## Document segment

::::::

[GitHub] [spark] MaxGekk commented on a change in pull request #35502: [SPARK-38195][SQL] Add the `TIMESTAMPADD()` function

GitBox Fri, 18 Feb 2022 06:47:12 -0800


MaxGekk commented on a change in pull request #35502:
URL: https://github.com/apache/spark/pull/35502#discussion_r810064290




##########
File path: 
sql/catalyst/src/main/scala/org/apache/spark/sql/catalyst/util/DateTimeUtils.scala
##########
@@ -1163,4 +1163,40 @@ object DateTimeUtils {
     val localStartTs = getLocalDateTime(startMicros, zoneId)
     ChronoUnit.MICROS.between(localStartTs, localEndTs)
   }
+
+  /**
+   * Adds the specified number of units to a timestamp.
+   *
+   * @param unit A keyword that specifies the interval units to add to the 
input timestamp.
+   * @param quantity The amount of `unit`s to add. It can be positive or 
negative.
+   * @param micros The input timestamp value, expressed in microseconds since 
1970-01-01 00:00:00Z.
+   * @param zoneId The time zone ID at which the operation is performed.
+   * @return A timestamp value, expressed in microseconds since 1970-01-01 
00:00:00Z.
+   */
+  def timestampAdd(unit: String, quantity: Int, micros: Long, zoneId: ZoneId): 
Long = {
+    unit.toUpperCase(Locale.ROOT) match {
+      case "MICROSECOND" =>
+        timestampAddDayTime(micros, quantity, zoneId)

::::::

(Excerpts from a layout annotation set)
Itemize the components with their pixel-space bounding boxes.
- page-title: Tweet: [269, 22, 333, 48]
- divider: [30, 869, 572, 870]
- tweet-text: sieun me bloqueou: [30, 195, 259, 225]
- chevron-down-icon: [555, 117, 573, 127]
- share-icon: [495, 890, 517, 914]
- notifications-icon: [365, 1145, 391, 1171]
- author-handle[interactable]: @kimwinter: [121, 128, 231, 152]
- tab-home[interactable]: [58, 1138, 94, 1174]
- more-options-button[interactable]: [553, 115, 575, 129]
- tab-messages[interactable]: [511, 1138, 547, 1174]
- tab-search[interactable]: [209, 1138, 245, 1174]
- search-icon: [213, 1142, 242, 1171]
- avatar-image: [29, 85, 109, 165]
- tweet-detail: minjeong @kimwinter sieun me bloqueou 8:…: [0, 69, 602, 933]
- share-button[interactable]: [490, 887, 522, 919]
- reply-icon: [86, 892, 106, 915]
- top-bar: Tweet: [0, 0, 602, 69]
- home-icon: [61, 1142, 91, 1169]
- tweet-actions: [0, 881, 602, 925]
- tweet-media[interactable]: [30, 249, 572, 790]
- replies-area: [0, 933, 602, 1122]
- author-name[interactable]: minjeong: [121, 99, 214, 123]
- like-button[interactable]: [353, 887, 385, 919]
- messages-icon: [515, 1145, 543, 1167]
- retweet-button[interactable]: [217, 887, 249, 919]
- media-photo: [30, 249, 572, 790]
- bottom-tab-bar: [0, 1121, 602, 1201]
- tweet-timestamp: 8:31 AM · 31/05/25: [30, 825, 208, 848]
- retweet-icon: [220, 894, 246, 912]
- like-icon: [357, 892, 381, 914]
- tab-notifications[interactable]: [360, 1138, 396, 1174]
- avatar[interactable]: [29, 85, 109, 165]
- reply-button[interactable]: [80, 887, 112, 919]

::::::

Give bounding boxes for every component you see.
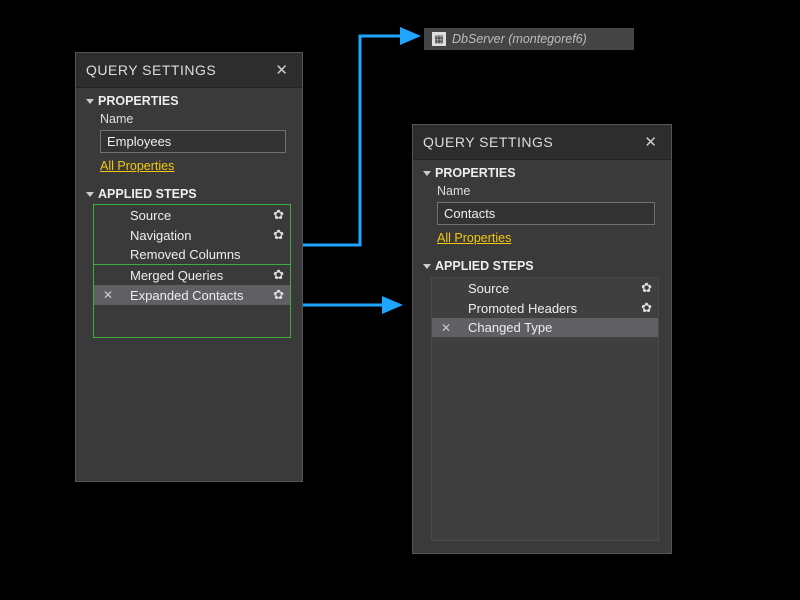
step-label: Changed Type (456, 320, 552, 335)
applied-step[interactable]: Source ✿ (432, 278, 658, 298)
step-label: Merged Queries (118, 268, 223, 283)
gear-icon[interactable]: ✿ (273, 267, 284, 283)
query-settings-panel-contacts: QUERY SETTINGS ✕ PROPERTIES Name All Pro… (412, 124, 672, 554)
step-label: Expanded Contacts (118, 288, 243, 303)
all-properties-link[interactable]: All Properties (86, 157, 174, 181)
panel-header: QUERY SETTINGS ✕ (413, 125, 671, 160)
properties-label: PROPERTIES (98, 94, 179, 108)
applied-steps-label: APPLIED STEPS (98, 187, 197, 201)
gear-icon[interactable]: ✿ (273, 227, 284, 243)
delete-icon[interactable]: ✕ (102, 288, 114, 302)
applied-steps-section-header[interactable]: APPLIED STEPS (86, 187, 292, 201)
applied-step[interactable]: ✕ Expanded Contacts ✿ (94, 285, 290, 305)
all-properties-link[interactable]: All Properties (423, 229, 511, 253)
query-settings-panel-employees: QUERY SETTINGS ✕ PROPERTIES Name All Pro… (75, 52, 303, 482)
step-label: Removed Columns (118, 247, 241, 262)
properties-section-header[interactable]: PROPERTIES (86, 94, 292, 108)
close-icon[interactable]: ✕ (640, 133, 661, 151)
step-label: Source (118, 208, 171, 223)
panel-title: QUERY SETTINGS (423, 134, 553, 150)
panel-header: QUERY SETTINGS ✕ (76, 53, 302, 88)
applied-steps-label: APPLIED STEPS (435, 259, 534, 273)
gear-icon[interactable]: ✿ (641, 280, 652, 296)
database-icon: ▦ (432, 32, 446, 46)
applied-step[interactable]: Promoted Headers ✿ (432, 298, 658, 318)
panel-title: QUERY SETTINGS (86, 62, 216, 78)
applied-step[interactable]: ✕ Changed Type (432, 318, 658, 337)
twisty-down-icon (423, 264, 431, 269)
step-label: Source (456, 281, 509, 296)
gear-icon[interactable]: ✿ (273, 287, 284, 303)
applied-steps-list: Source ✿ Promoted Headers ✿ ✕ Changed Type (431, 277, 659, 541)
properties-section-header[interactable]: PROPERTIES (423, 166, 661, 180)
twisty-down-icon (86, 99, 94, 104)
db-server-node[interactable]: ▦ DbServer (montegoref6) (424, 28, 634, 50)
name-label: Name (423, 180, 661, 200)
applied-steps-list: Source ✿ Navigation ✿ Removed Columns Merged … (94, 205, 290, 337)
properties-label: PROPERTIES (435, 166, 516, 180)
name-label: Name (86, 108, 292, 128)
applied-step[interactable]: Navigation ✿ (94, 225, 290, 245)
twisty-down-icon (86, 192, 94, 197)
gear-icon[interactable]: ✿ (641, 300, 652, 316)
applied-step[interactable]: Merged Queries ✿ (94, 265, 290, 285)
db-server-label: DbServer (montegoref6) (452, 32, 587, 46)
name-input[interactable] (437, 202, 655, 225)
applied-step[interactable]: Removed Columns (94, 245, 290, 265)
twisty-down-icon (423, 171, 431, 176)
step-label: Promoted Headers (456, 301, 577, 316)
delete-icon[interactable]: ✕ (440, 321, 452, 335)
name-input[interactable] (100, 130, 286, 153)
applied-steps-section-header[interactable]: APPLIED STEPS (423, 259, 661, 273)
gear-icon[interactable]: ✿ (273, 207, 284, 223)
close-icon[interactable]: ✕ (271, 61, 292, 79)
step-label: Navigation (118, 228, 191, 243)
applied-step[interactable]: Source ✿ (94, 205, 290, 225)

::::::

## Request 1
Write out the passage of the code review comment on the TIMESTAMPADD() pull request from "ChronoUnit.MICROS.between(localStartTs, localEndTs)" up to and including "input timestamp.", copying it character for character.
## Request 2
Translate the following sentence from the code review comment on the TIMESTAMPADD() pull request into Spanish: "Adds the specified number of units to a timestamp."

## Written solution 1
ChronoUnit.MICROS.between(localStartTs, localEndTs)
   }
+
+  /**
+   * Adds the specified number of units to a timestamp.
+   *
+   * @param unit A keyword that specifies the interval units to add to the 
input timestamp.

## Written solution 2
Suma el número especificado de unidades a una marca de tiempo.